DESCRIPTION OF THE TASK: Across the material below, how many lines contain the word "this"? Give only the number.

[START RECORDS SUPPLIED]

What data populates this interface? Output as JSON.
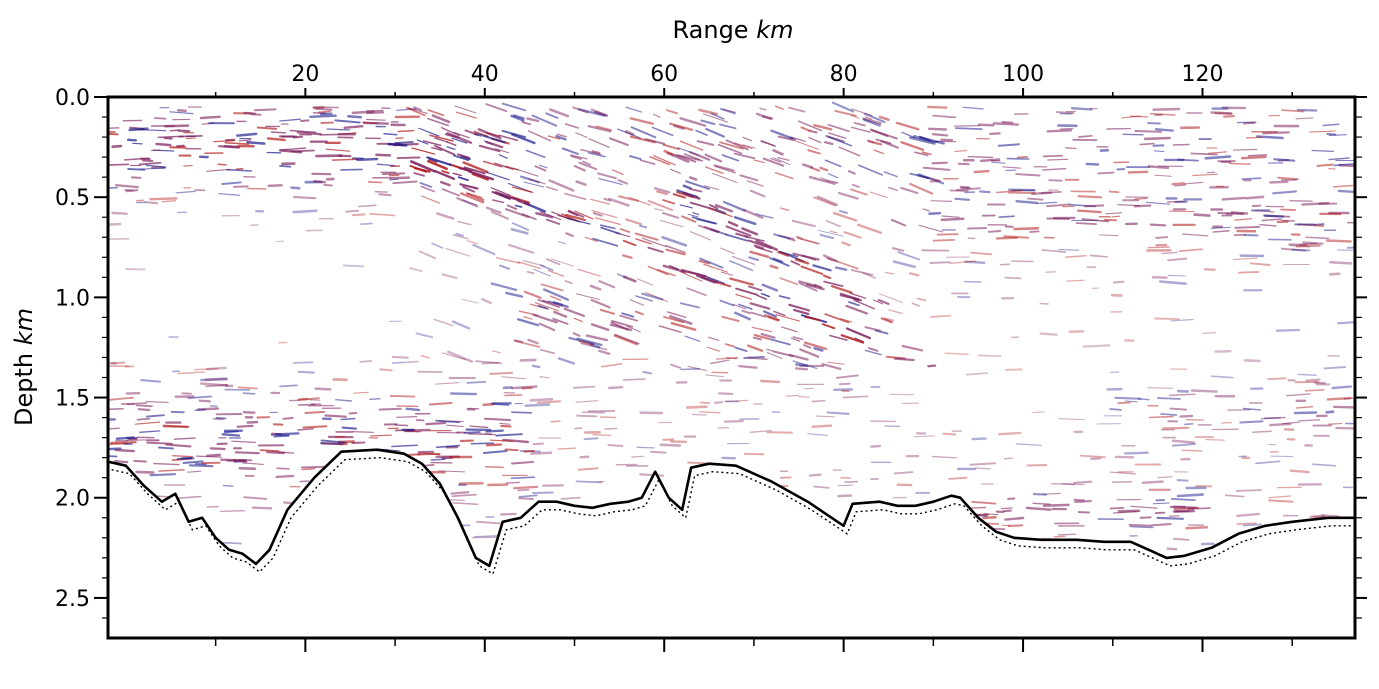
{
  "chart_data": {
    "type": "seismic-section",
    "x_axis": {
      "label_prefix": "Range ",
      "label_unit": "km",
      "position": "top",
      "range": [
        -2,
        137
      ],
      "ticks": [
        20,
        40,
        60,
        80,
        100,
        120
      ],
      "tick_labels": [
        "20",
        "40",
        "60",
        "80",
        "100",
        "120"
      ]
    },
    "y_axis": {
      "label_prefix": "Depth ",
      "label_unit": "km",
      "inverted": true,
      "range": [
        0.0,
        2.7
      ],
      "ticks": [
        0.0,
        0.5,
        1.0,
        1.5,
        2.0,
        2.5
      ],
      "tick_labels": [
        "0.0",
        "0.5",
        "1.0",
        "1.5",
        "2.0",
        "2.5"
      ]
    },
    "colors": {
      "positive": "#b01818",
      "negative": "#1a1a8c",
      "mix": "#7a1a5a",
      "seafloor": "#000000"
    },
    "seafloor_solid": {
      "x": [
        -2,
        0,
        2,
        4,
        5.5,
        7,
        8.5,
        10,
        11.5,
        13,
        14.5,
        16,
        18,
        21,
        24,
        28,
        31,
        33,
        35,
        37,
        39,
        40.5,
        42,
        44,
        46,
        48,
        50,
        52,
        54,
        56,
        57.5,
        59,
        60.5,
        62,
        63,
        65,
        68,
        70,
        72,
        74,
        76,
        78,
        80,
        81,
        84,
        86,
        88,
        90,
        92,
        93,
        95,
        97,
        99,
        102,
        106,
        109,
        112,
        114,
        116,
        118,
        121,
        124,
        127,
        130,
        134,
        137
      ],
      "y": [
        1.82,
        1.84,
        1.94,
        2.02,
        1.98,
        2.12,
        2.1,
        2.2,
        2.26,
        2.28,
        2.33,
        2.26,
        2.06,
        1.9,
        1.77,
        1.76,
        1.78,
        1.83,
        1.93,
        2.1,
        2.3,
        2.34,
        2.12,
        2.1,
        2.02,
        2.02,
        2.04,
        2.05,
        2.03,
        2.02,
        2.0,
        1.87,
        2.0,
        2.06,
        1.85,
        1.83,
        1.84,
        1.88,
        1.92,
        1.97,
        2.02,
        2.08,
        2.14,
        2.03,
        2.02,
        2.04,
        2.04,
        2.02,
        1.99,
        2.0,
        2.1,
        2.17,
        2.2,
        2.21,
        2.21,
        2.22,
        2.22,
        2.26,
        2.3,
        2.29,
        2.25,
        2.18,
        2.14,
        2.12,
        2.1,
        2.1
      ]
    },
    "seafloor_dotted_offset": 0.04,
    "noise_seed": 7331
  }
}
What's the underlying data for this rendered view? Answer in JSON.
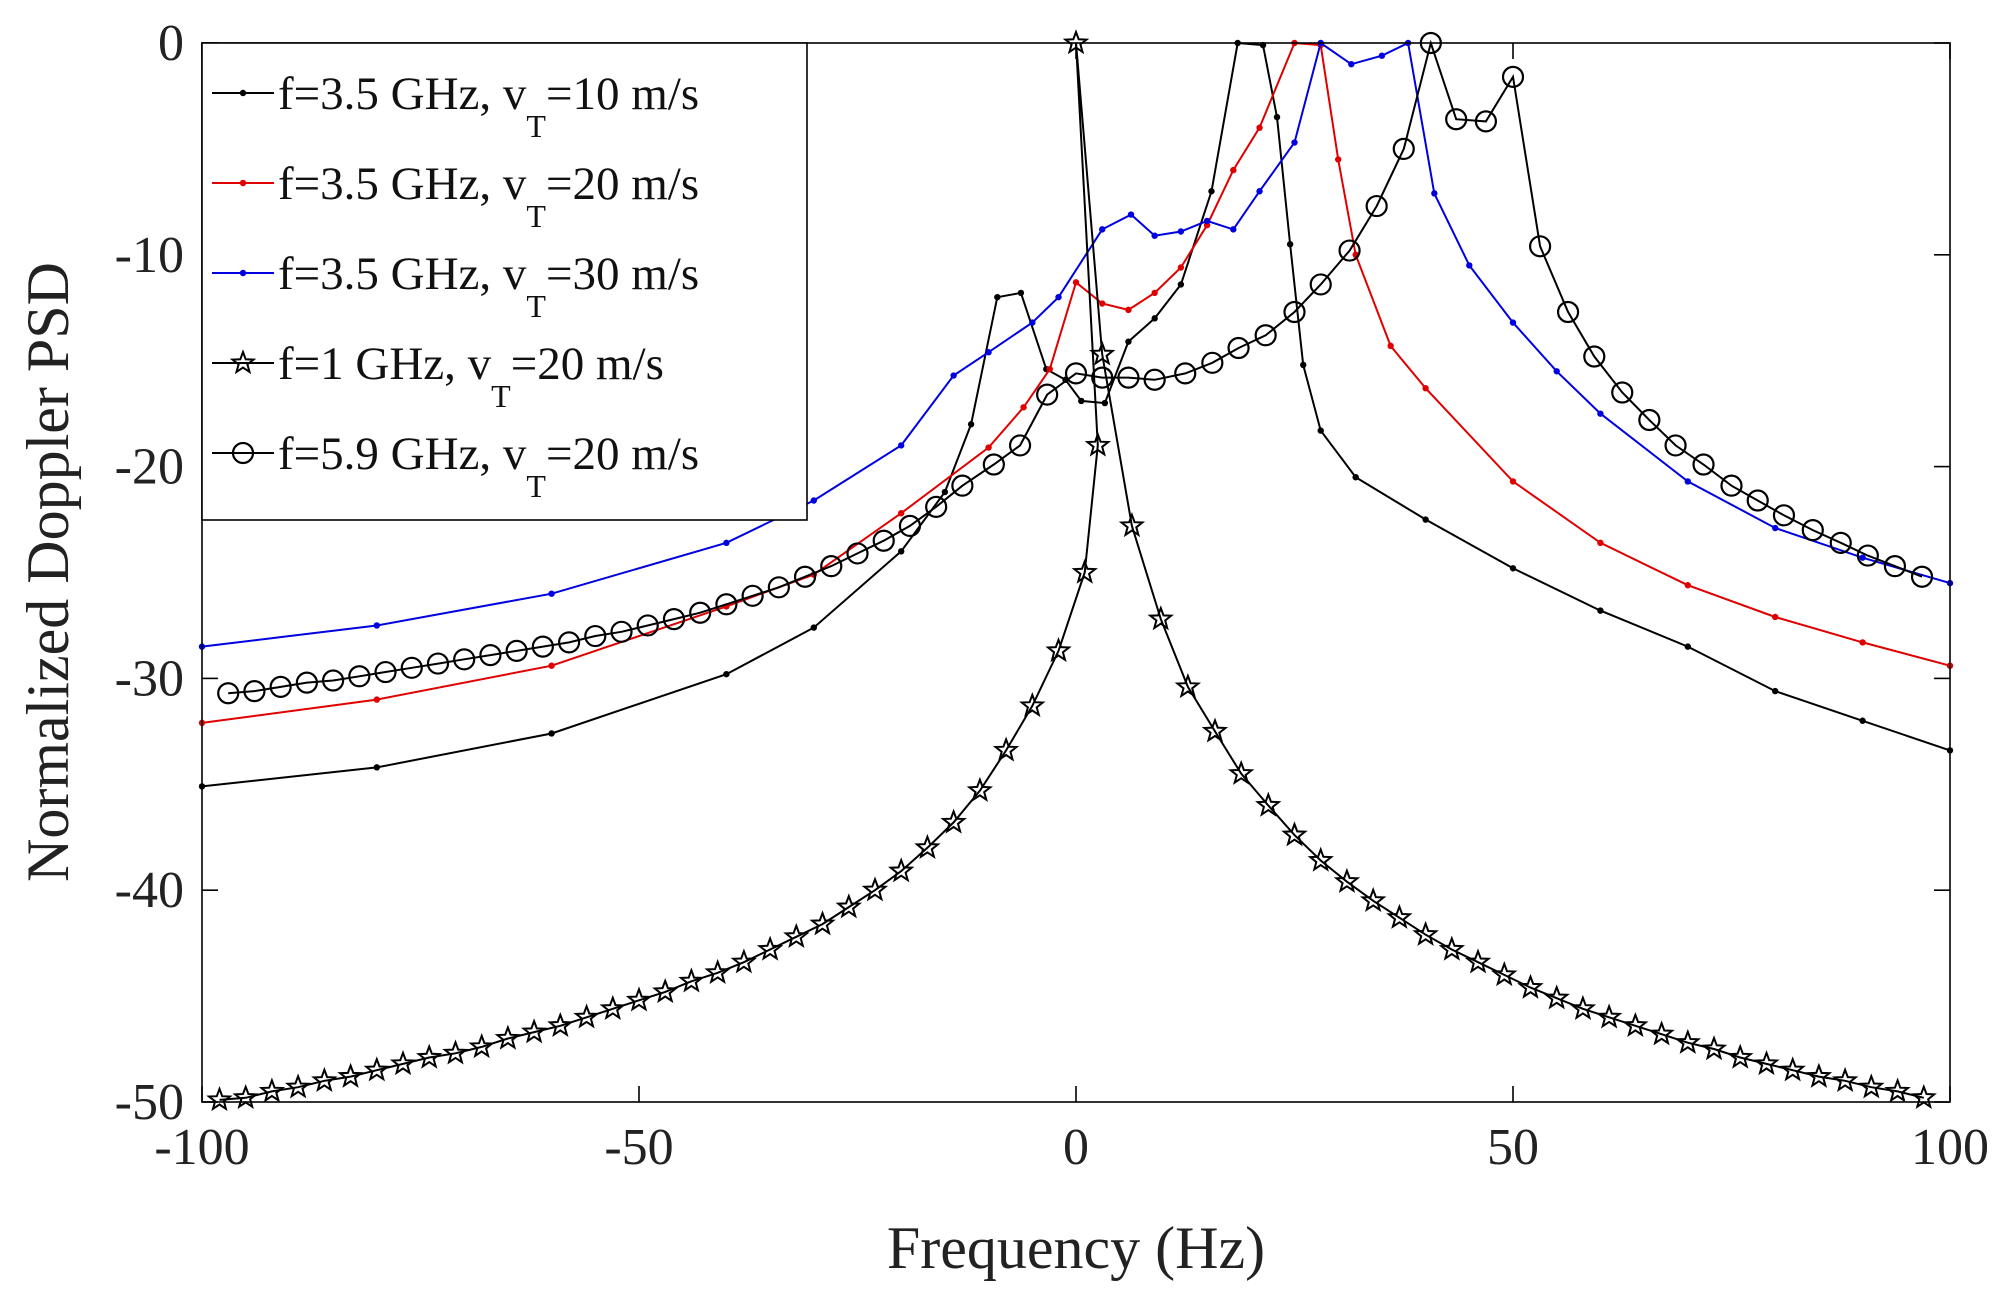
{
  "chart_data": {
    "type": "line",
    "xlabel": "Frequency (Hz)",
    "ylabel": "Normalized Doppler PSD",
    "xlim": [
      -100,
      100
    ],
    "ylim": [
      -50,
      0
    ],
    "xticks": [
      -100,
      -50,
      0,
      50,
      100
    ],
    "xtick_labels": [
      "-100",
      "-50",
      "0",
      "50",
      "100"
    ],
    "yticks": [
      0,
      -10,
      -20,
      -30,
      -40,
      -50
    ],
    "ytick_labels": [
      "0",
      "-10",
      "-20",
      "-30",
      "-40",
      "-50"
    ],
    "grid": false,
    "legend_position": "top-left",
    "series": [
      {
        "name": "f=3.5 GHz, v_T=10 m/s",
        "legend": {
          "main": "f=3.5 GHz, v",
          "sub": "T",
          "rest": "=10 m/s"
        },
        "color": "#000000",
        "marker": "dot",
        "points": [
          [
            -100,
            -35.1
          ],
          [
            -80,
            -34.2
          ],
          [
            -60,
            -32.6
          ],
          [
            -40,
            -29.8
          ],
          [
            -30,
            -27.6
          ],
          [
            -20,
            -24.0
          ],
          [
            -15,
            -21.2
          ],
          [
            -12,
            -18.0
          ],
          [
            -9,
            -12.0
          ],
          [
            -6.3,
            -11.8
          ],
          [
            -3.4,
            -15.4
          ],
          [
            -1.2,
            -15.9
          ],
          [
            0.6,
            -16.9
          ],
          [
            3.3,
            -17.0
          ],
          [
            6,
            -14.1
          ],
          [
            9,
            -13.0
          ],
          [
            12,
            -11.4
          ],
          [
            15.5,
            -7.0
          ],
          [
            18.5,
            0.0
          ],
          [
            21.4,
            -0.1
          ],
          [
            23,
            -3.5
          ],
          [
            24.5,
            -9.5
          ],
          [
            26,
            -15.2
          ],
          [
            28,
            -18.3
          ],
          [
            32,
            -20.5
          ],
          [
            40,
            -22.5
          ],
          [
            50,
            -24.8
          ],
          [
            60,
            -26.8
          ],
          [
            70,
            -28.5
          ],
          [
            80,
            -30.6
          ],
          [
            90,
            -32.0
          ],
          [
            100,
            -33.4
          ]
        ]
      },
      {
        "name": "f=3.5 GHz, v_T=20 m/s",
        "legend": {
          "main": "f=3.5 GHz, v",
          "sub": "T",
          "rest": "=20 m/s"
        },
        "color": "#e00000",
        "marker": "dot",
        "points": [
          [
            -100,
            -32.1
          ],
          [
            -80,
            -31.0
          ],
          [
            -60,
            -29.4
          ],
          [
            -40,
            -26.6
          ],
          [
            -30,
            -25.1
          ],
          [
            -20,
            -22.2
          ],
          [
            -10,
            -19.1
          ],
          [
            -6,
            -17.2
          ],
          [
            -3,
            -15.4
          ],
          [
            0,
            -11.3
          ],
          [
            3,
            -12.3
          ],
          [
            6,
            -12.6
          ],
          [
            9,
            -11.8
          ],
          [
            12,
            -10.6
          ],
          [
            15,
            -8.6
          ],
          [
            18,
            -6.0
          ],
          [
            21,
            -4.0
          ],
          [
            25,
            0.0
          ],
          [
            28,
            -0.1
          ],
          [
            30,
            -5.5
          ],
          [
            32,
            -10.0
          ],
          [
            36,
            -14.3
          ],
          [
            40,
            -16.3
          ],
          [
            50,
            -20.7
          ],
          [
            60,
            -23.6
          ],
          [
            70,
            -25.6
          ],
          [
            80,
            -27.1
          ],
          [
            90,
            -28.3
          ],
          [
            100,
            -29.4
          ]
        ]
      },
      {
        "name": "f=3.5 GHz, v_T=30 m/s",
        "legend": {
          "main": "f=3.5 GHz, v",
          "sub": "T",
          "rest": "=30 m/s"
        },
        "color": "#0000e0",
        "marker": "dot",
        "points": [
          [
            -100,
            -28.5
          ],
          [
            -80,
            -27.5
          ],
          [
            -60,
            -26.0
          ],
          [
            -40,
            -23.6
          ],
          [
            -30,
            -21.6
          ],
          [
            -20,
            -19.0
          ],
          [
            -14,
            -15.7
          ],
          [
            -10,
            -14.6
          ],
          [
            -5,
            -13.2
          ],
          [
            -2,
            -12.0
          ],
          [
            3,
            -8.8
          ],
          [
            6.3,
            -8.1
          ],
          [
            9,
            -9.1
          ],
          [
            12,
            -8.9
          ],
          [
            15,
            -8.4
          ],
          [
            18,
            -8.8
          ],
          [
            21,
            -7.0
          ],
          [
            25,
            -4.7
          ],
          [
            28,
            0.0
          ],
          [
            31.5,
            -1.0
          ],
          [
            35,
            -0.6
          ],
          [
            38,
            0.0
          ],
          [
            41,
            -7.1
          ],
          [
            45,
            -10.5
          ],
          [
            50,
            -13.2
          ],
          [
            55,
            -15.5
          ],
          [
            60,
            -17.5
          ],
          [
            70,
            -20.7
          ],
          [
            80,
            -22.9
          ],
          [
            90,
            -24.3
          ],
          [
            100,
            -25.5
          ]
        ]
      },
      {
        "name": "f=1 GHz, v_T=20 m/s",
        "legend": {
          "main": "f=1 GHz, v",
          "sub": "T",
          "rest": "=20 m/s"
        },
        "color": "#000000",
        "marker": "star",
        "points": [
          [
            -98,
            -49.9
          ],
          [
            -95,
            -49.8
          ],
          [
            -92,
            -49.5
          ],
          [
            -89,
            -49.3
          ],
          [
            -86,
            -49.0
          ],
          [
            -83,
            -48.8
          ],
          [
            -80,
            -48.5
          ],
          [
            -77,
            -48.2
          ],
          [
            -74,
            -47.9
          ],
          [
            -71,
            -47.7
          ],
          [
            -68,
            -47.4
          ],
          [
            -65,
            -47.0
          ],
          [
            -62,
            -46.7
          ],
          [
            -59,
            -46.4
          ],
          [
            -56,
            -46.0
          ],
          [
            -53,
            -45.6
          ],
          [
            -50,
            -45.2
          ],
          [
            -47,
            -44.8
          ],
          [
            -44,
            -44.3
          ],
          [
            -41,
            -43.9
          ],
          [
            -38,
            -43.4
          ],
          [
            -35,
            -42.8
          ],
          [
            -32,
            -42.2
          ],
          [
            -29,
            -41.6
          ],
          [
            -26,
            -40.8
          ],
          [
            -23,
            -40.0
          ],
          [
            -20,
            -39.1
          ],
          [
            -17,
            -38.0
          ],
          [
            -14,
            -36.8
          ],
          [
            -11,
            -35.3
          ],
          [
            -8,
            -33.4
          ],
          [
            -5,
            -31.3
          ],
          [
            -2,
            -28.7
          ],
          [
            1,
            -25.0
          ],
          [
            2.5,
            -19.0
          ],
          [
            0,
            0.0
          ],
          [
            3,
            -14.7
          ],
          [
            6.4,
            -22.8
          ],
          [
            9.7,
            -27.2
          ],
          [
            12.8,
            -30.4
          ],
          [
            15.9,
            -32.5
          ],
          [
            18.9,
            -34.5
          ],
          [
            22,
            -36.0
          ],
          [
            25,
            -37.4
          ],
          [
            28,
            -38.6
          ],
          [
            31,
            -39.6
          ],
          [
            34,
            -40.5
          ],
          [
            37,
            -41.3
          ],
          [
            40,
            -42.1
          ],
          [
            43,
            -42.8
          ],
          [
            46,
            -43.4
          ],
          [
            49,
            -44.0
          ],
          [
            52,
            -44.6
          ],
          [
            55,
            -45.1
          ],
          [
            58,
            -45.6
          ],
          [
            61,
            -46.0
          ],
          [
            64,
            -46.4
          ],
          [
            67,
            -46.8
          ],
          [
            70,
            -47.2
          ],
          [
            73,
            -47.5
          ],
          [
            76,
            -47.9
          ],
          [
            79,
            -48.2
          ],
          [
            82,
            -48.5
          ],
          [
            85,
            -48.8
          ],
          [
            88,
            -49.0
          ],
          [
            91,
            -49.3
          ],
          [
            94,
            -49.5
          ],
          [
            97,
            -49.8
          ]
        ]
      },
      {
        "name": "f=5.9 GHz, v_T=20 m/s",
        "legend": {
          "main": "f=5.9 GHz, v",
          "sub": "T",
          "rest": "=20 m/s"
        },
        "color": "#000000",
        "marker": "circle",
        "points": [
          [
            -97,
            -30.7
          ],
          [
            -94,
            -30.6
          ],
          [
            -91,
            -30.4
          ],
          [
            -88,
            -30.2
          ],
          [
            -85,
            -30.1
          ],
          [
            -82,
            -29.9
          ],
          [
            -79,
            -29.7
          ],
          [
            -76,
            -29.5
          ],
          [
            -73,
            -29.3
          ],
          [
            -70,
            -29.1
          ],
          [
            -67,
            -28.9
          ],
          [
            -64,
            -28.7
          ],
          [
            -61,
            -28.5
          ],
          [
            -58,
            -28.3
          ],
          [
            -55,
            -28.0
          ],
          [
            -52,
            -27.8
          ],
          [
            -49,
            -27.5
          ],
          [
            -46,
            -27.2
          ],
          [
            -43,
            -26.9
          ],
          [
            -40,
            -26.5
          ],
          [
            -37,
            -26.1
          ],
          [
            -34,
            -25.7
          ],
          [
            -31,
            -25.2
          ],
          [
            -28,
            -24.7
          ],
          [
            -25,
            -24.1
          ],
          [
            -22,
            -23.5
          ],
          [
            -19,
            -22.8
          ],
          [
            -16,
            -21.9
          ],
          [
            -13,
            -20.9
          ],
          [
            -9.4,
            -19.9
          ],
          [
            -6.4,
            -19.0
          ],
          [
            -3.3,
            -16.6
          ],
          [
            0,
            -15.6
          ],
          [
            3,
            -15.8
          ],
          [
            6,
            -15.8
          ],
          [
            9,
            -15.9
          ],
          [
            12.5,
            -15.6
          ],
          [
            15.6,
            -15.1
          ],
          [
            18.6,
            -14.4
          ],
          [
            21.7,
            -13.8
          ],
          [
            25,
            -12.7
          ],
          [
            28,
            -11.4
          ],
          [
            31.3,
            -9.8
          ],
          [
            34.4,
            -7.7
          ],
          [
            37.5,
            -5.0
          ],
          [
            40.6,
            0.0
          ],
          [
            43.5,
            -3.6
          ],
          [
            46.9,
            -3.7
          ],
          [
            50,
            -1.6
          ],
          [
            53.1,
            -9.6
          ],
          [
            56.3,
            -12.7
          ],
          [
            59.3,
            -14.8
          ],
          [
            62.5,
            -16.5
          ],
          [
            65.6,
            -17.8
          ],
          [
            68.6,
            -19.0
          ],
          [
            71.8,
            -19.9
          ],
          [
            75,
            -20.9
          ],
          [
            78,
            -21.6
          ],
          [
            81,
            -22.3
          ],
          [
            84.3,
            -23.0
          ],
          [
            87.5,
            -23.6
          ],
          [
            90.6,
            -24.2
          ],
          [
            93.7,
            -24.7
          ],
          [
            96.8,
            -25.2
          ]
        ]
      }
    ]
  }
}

[END RECORDS SUPPLIED]

TASK ANSWER: 2